Instructions to follow:
Select and copy out every line in the records containing "name".

Record set:

***

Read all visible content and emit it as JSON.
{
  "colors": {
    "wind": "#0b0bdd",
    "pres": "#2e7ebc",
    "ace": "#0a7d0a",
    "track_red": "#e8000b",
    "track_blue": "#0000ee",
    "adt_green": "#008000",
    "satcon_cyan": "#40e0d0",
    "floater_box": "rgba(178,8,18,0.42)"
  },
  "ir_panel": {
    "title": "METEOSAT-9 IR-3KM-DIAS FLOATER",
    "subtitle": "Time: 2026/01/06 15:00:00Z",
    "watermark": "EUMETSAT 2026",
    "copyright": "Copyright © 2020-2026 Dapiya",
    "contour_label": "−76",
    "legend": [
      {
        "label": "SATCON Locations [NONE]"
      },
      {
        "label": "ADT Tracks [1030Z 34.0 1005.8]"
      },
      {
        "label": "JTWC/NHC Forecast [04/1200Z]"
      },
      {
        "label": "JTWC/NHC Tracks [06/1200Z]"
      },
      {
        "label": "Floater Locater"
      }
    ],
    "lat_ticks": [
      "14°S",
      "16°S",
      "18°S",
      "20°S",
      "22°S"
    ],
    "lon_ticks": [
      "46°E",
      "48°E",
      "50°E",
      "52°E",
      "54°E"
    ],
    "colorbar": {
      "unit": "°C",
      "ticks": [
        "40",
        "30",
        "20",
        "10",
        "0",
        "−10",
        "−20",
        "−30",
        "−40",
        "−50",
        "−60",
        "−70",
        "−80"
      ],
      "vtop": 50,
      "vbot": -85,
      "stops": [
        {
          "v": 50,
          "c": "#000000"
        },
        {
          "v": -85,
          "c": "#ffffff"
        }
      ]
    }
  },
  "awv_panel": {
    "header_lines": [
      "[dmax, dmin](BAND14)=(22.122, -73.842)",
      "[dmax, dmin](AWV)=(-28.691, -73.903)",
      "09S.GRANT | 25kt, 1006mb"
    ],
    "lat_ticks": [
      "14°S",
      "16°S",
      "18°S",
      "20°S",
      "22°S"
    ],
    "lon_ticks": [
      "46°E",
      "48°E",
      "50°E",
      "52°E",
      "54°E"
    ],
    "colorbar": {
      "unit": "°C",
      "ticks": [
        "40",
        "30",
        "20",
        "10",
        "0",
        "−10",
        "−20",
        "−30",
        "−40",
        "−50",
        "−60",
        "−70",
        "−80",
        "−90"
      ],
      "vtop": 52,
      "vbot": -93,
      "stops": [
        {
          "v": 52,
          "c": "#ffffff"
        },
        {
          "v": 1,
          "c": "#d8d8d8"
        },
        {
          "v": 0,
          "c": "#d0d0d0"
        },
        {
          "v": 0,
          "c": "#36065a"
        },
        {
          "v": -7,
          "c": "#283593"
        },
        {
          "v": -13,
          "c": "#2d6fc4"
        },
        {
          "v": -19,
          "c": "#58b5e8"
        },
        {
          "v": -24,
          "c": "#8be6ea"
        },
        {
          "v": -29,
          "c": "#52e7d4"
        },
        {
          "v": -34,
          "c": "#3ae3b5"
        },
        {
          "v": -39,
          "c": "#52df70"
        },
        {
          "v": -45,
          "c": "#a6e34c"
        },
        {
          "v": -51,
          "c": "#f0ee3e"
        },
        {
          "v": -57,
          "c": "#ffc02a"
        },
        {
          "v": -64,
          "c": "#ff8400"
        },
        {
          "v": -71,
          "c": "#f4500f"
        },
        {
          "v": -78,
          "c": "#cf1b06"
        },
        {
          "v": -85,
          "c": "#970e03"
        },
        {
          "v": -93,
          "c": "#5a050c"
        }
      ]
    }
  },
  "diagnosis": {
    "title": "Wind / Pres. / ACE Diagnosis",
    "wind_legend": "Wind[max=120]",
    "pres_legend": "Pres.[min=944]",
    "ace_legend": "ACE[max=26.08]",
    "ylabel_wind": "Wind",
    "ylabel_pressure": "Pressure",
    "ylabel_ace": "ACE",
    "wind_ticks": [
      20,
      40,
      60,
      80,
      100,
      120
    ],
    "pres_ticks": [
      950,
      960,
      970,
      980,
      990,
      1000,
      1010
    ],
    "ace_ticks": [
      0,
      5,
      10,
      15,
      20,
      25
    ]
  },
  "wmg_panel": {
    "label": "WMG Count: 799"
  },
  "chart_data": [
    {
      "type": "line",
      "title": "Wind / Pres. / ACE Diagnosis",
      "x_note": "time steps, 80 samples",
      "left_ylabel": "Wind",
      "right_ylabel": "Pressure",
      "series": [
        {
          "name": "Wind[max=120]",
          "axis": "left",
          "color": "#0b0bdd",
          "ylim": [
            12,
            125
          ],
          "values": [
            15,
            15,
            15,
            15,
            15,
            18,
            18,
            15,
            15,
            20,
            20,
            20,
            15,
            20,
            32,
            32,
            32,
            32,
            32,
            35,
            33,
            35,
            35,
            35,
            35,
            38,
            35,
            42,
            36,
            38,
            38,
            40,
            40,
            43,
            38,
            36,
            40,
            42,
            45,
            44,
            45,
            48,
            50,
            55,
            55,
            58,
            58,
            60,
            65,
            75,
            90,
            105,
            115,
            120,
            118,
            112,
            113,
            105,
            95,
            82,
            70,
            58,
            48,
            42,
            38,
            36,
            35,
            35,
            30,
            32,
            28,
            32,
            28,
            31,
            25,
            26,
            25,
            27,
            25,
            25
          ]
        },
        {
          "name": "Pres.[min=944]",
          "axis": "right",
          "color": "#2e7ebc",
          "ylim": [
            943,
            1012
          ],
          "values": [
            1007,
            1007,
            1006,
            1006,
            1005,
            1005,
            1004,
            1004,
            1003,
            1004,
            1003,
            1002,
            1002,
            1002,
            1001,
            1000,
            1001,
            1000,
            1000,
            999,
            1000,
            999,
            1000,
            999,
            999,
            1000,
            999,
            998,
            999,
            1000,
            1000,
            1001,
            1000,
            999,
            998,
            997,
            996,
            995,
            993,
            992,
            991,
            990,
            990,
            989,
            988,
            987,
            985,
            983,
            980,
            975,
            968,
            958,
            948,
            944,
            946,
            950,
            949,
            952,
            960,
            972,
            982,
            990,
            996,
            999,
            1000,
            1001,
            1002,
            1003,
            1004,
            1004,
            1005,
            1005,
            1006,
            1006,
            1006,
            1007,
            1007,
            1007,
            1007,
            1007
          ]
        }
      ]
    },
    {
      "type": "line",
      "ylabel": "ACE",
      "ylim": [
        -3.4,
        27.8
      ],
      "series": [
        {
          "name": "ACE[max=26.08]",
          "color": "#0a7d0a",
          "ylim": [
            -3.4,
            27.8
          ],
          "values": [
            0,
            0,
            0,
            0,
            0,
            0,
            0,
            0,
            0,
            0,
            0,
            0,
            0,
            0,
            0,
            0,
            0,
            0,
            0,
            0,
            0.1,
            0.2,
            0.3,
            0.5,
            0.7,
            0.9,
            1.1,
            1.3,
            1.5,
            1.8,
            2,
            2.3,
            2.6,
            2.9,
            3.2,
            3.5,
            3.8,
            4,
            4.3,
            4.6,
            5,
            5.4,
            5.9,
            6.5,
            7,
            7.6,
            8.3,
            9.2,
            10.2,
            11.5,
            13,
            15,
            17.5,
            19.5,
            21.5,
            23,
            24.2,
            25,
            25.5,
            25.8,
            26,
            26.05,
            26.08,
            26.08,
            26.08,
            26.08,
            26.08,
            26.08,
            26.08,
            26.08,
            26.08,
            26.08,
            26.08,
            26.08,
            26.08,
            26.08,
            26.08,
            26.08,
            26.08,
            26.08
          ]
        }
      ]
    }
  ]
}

***

Response below:
          "name": "Wind[max=120]",
          "name": "Pres.[min=944]",
          "name": "ACE[max=26.08]",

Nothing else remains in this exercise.